### Reading passage
+ + + + +

Cities have the capability of providing something for everybody, only because, and only when, they are created by everybody.

Jane Jacobs, The Death and Life of Great American Cities

City of Birth: Scranton, Pennsylvania

Field: Urban development

Innovation: Framework for understanding and promoting the vitality of cities

Idea: Jane Jacobs turned urban planning discourse on its head in the late 1950s.  Writing at the height of the “planned city” approach to urban development, Jacobs provides an alternative framework, based on observations of existing social, political, and economic functions of dynamic city neighborhoods.  Jacobs introduced ideas of social capital and mixed-use neighborhoods.

Influence: Applications of Jacobs' work is manifested in built spaces all over the world.  She pioneered the mixed-use city—a city in which residential, leisure, and commercial spaces overlap, and inform one another.  Jacobs’ ideas influenced all actors in city development—including city planners, investors, businesses, and city residents.

Jacobs' legacy is visible and invisible; its most literal impact can be seen in neighborhoods like New York’s Greenwich Village, where she organized local residents to reject plans based on the planned city. Jacobs has influenced great cities all over the world. And, as great innovations do, her thinking now influences schools of thought in urban planning, but also in politics, international development, sociology, and economics.

+ + + + +

### Stored rows
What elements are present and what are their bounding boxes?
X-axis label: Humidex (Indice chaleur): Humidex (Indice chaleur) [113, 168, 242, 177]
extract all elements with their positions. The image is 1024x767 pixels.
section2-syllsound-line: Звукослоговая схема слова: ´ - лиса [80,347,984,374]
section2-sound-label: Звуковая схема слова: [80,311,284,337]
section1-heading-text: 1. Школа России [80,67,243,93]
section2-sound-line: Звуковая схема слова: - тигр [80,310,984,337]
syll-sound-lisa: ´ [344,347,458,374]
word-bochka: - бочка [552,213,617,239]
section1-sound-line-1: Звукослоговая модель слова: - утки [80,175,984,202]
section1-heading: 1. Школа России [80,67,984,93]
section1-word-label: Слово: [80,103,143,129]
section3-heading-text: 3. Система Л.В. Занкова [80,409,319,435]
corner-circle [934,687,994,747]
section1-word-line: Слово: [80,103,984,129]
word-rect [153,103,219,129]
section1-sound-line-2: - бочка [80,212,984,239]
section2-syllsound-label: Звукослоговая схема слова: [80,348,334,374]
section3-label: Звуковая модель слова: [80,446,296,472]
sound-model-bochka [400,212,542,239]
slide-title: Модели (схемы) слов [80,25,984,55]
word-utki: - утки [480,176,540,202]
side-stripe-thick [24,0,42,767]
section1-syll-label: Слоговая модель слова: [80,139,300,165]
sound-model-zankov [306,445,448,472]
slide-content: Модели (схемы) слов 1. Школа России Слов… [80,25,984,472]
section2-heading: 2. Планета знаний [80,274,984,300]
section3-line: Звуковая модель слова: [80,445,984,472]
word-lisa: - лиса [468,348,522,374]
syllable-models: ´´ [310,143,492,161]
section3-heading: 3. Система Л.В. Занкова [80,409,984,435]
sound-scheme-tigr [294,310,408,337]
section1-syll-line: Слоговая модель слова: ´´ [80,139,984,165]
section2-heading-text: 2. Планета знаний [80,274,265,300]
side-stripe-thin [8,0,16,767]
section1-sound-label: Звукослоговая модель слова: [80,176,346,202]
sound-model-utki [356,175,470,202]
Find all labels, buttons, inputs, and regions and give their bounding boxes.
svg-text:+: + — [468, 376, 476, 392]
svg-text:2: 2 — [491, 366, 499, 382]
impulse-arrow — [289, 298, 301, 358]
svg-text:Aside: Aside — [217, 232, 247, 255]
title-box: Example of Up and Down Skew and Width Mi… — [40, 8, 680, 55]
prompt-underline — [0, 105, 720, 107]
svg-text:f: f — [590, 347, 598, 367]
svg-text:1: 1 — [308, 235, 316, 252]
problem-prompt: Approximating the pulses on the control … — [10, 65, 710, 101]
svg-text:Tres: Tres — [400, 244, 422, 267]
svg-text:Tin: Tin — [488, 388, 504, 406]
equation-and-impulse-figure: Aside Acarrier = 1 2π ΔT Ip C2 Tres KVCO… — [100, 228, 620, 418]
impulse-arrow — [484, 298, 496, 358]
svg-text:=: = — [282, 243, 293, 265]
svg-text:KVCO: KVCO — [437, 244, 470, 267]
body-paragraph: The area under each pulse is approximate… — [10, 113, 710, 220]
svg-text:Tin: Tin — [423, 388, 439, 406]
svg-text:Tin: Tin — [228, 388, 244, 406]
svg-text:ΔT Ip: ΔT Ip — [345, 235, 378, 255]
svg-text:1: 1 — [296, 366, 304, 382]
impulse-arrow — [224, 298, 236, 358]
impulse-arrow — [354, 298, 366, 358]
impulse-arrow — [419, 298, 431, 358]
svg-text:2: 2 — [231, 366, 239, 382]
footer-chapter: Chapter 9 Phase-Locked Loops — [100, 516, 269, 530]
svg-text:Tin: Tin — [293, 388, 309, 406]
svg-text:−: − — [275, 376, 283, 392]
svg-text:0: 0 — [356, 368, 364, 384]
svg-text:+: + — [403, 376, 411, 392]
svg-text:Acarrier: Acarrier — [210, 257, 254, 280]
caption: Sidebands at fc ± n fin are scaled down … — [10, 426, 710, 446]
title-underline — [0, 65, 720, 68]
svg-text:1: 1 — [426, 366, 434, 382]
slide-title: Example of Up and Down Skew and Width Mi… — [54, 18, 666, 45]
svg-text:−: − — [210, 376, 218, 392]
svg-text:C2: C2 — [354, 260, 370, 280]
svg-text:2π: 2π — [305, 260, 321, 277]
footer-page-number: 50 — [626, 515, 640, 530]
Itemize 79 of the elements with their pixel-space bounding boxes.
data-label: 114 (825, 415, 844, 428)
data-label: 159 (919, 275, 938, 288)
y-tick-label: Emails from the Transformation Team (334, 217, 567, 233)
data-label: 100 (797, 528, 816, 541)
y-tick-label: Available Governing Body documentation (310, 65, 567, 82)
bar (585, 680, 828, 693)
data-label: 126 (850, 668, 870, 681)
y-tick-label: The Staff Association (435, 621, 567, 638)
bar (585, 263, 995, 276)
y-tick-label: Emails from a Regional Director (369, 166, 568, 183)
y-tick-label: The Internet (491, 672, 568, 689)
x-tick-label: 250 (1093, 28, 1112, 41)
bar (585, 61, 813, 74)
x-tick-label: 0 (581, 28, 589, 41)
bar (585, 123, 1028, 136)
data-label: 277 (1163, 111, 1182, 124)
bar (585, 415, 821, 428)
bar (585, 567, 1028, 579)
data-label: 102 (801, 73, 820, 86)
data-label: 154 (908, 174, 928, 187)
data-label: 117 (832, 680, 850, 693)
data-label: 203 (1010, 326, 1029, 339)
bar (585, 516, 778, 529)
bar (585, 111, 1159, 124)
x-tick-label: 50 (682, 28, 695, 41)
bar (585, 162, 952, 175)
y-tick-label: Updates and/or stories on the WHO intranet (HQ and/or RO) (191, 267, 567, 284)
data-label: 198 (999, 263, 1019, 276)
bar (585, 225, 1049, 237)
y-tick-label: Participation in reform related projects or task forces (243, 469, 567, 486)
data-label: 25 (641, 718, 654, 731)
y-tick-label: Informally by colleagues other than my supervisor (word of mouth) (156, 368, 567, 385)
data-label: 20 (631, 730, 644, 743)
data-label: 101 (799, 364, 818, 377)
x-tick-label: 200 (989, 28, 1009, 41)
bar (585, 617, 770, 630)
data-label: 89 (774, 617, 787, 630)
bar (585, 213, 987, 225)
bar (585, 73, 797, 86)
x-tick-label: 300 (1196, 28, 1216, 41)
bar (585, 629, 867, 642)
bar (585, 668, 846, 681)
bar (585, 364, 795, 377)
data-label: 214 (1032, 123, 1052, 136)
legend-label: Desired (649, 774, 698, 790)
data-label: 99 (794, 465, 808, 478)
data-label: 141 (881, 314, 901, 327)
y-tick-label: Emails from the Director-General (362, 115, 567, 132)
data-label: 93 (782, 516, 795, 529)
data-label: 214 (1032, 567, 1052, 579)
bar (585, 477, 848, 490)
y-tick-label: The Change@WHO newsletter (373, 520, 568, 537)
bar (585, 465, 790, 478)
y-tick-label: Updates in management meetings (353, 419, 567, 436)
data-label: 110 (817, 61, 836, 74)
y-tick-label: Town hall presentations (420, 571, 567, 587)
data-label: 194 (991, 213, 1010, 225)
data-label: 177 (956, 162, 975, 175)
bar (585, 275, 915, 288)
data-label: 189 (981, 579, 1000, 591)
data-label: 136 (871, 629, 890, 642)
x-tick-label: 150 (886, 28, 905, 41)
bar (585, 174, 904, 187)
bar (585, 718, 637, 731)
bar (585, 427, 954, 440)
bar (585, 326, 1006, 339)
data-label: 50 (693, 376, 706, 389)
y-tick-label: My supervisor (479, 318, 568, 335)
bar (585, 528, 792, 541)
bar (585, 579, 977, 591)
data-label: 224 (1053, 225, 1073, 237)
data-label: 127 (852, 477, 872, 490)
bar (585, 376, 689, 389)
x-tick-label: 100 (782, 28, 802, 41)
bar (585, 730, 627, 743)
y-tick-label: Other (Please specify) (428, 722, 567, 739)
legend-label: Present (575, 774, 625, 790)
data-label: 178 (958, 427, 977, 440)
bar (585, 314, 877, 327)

+ + + + +

### Exercise
Answer these questions using the Jane Jacobs profile.
1. What is listed as her city of birth?
2. When did she turn urban planning discourse on its head?
3. In which New York neighborhood can her most literal impact be seen?

### Response to the task
1. Scranton, Pennsylvania.
2. In the late 1950s.
3. Greenwich Village.